▶ Information given:
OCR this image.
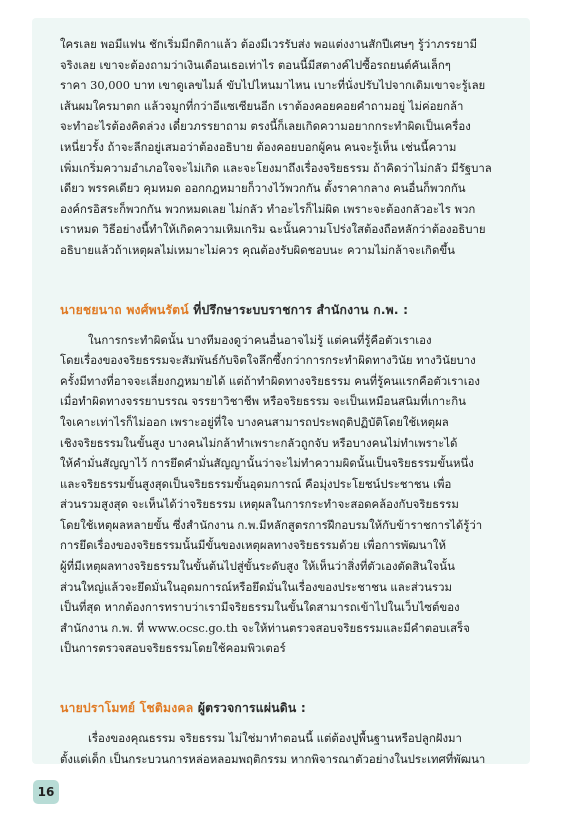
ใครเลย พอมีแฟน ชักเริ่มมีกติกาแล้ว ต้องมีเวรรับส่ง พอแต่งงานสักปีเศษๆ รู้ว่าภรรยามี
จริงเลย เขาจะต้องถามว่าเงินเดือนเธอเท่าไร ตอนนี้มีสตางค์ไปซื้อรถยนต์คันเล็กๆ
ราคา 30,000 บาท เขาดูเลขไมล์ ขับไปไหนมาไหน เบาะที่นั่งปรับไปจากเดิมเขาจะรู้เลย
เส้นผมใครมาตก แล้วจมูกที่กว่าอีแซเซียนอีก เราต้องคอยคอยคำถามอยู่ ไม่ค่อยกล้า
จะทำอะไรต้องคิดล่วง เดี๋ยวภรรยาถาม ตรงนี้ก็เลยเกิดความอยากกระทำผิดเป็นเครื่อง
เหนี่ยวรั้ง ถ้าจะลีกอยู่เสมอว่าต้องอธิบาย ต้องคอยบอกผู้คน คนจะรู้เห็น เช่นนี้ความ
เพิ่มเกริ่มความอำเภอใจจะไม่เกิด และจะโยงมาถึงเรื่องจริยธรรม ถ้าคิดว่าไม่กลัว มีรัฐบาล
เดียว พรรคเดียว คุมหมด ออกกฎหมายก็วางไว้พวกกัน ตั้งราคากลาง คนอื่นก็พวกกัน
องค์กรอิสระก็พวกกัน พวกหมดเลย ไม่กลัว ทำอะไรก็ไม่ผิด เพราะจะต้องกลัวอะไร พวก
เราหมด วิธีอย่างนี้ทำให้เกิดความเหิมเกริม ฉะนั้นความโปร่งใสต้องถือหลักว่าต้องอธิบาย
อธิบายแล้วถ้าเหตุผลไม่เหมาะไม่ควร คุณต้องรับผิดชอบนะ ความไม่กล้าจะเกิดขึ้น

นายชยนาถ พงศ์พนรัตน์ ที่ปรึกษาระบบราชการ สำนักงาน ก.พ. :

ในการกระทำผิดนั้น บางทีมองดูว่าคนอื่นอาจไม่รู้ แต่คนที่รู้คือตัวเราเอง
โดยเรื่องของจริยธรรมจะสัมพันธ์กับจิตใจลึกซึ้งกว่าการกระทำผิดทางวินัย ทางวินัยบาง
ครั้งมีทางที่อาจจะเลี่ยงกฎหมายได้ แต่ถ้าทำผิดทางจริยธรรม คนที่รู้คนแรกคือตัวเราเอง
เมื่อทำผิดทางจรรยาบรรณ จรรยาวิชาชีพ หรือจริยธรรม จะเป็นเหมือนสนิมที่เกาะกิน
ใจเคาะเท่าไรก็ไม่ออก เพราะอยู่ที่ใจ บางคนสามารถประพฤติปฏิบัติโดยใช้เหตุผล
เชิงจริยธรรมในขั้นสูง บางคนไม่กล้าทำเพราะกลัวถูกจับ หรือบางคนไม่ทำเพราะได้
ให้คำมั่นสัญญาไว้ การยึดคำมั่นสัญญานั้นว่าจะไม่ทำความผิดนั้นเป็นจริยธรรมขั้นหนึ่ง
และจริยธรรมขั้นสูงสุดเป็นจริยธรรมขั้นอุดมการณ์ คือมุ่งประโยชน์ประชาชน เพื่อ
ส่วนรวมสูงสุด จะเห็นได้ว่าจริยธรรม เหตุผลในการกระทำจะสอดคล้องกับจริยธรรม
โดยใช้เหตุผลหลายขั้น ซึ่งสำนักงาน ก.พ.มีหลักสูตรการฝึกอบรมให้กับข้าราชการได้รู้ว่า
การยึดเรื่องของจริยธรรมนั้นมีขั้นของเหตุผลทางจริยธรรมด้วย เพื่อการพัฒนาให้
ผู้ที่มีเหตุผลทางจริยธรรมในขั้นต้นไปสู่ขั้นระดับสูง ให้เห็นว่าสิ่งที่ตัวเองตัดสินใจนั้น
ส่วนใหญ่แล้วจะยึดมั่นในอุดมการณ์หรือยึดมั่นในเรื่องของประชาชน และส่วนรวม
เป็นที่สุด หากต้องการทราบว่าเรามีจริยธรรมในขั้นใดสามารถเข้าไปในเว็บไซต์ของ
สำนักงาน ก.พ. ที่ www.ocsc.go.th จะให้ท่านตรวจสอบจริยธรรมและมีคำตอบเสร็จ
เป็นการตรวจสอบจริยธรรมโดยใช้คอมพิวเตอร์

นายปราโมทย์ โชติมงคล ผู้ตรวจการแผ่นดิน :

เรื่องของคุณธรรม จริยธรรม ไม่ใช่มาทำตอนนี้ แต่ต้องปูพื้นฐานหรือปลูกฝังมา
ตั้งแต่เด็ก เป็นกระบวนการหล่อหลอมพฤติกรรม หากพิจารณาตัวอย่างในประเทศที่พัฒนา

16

---

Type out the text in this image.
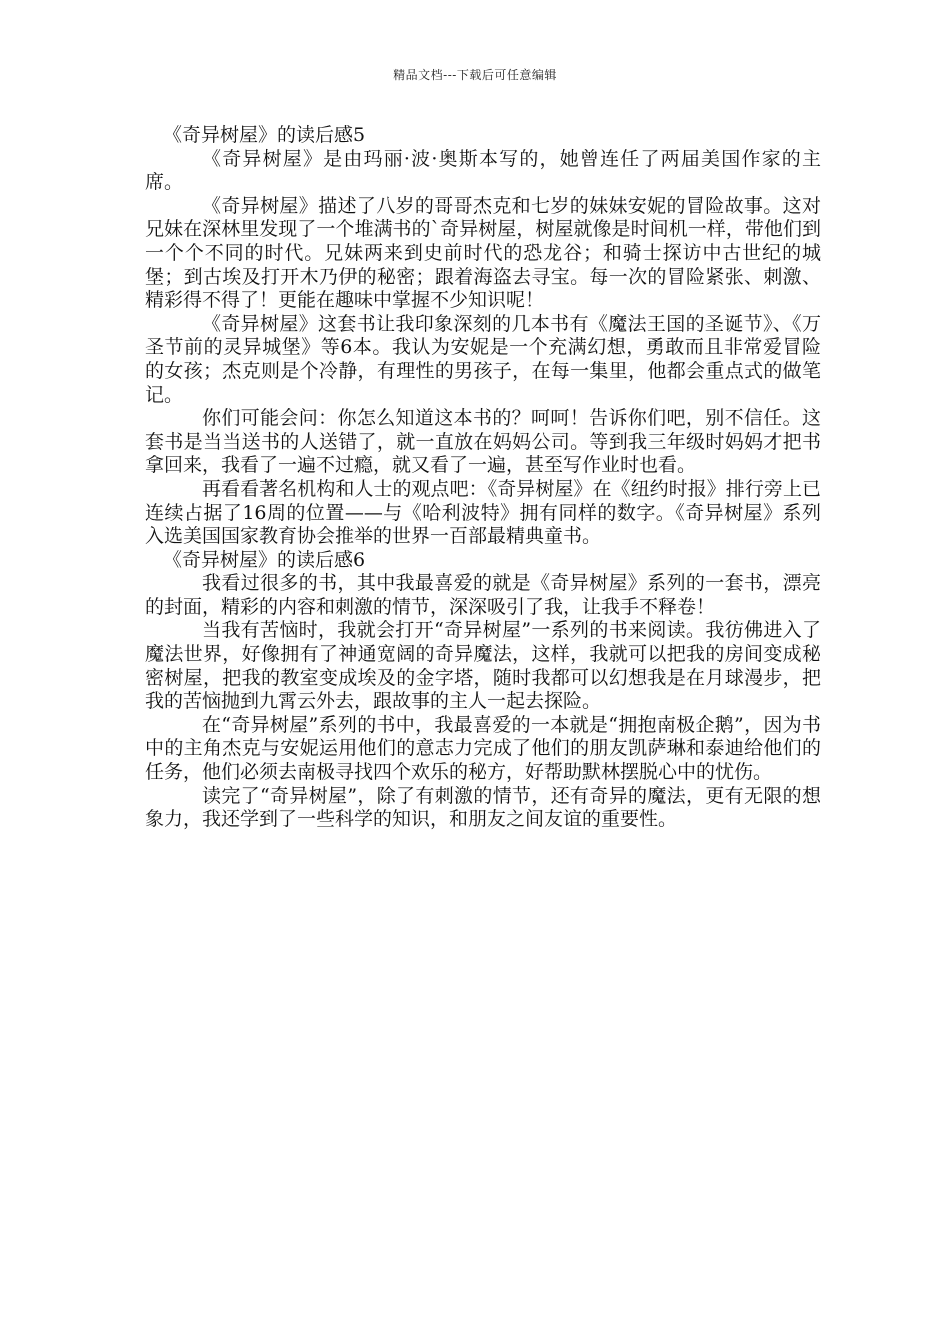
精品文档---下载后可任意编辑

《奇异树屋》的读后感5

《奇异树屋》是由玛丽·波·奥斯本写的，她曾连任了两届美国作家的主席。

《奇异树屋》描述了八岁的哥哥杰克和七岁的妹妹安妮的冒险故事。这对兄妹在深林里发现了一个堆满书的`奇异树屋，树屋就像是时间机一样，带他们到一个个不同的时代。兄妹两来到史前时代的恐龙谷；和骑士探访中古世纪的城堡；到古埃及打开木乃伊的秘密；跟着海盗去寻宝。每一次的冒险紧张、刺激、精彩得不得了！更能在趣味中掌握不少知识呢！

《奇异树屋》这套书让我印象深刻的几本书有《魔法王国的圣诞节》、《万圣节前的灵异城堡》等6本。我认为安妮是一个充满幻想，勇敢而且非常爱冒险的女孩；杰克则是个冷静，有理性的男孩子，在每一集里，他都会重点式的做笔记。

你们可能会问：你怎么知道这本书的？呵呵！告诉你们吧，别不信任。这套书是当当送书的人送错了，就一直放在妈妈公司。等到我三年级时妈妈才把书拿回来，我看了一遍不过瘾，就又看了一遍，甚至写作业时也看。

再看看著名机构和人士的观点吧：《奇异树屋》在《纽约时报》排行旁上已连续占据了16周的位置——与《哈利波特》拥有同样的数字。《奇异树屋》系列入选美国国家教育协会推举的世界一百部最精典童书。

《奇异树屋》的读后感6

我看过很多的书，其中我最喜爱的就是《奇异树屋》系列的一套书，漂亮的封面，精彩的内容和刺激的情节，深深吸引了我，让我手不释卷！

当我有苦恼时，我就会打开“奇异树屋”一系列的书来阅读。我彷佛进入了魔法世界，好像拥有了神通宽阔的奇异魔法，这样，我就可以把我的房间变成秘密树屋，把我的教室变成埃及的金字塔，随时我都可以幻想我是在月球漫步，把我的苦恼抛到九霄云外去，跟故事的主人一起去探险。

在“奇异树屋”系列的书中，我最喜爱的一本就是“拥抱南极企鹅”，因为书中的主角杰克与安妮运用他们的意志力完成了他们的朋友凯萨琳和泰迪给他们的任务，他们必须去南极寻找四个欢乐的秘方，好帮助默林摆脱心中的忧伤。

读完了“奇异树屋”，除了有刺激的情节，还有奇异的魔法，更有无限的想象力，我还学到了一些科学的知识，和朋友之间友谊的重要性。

▶ Stated exercise:
Report how many lines hold the string "ผลทางจร", giving the number and nothing else.

▶ Response:
2